◆ **DIRECTIVE**
Quote every line below exactly and skip any picture.

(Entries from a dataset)
__________________________________________________

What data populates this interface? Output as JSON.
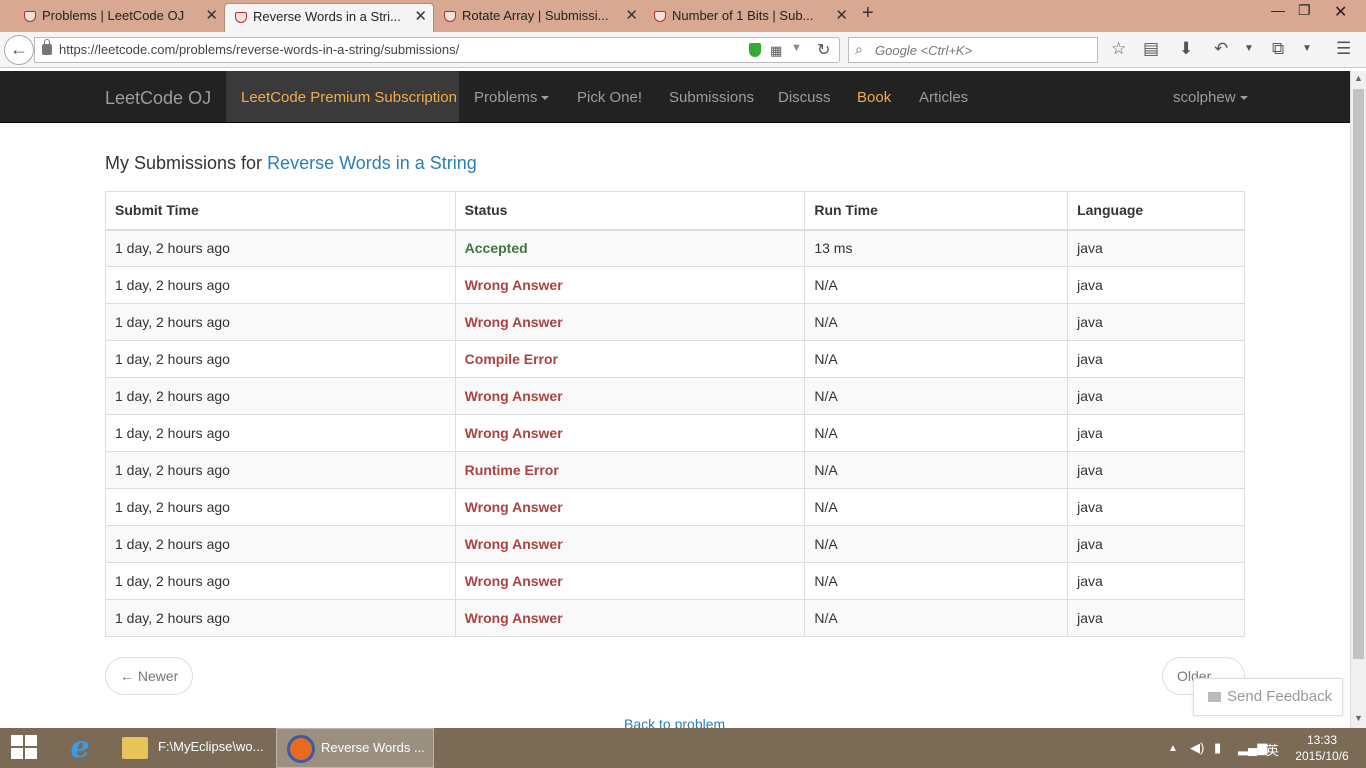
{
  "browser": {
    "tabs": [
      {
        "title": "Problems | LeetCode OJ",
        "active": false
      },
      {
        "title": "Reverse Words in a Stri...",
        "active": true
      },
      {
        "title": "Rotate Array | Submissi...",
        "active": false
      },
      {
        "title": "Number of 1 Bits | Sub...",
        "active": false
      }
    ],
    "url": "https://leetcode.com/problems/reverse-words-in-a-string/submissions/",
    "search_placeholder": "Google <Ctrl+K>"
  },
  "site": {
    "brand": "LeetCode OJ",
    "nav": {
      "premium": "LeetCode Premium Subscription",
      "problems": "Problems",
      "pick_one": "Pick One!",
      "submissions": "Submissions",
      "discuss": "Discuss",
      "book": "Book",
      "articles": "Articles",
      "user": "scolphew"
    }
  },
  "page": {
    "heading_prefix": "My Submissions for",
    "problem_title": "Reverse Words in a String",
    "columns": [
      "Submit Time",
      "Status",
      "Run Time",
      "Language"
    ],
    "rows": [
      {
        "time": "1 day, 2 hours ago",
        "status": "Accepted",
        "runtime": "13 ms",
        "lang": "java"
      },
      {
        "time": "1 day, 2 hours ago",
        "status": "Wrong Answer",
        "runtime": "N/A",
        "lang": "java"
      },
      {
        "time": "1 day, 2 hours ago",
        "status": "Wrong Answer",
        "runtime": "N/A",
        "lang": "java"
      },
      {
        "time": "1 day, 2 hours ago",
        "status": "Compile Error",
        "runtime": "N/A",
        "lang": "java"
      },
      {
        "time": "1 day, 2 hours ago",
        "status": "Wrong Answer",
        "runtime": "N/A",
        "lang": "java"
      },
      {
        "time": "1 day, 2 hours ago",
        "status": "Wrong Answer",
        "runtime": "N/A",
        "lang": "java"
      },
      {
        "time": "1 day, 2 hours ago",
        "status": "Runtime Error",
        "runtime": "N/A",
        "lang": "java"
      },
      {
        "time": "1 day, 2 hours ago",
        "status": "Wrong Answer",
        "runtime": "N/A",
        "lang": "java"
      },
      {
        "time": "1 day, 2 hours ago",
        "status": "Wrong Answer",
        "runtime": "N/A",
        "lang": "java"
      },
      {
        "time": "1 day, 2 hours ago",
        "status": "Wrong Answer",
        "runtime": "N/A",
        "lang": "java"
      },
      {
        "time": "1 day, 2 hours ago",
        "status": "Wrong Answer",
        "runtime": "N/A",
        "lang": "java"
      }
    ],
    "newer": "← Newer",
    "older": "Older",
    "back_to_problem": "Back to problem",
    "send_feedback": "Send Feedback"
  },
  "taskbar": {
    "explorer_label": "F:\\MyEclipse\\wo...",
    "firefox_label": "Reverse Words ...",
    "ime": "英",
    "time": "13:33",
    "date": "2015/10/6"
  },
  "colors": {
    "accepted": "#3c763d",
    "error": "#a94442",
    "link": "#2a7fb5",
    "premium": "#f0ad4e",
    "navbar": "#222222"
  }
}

__________________________________________________

◆ **FULL ANSWER**
What data populates this interface? Output as JSON.
{
  "browser": {
    "tabs": [
      {
        "title": "Problems | LeetCode OJ",
        "active": false
      },
      {
        "title": "Reverse Words in a Stri...",
        "active": true
      },
      {
        "title": "Rotate Array | Submissi...",
        "active": false
      },
      {
        "title": "Number of 1 Bits | Sub...",
        "active": false
      }
    ],
    "url": "https://leetcode.com/problems/reverse-words-in-a-string/submissions/",
    "search_placeholder": "Google <Ctrl+K>"
  },
  "site": {
    "brand": "LeetCode OJ",
    "nav": {
      "premium": "LeetCode Premium Subscription",
      "problems": "Problems",
      "pick_one": "Pick One!",
      "submissions": "Submissions",
      "discuss": "Discuss",
      "book": "Book",
      "articles": "Articles",
      "user": "scolphew"
    }
  },
  "page": {
    "heading_prefix": "My Submissions for",
    "problem_title": "Reverse Words in a String",
    "columns": [
      "Submit Time",
      "Status",
      "Run Time",
      "Language"
    ],
    "rows": [
      {
        "time": "1 day, 2 hours ago",
        "status": "Accepted",
        "runtime": "13 ms",
        "lang": "java"
      },
      {
        "time": "1 day, 2 hours ago",
        "status": "Wrong Answer",
        "runtime": "N/A",
        "lang": "java"
      },
      {
        "time": "1 day, 2 hours ago",
        "status": "Wrong Answer",
        "runtime": "N/A",
        "lang": "java"
      },
      {
        "time": "1 day, 2 hours ago",
        "status": "Compile Error",
        "runtime": "N/A",
        "lang": "java"
      },
      {
        "time": "1 day, 2 hours ago",
        "status": "Wrong Answer",
        "runtime": "N/A",
        "lang": "java"
      },
      {
        "time": "1 day, 2 hours ago",
        "status": "Wrong Answer",
        "runtime": "N/A",
        "lang": "java"
      },
      {
        "time": "1 day, 2 hours ago",
        "status": "Runtime Error",
        "runtime": "N/A",
        "lang": "java"
      },
      {
        "time": "1 day, 2 hours ago",
        "status": "Wrong Answer",
        "runtime": "N/A",
        "lang": "java"
      },
      {
        "time": "1 day, 2 hours ago",
        "status": "Wrong Answer",
        "runtime": "N/A",
        "lang": "java"
      },
      {
        "time": "1 day, 2 hours ago",
        "status": "Wrong Answer",
        "runtime": "N/A",
        "lang": "java"
      },
      {
        "time": "1 day, 2 hours ago",
        "status": "Wrong Answer",
        "runtime": "N/A",
        "lang": "java"
      }
    ],
    "newer": "← Newer",
    "older": "Older",
    "back_to_problem": "Back to problem",
    "send_feedback": "Send Feedback"
  },
  "taskbar": {
    "explorer_label": "F:\\MyEclipse\\wo...",
    "firefox_label": "Reverse Words ...",
    "ime": "英",
    "time": "13:33",
    "date": "2015/10/6"
  },
  "colors": {
    "accepted": "#3c763d",
    "error": "#a94442",
    "link": "#2a7fb5",
    "premium": "#f0ad4e",
    "navbar": "#222222"
  }
}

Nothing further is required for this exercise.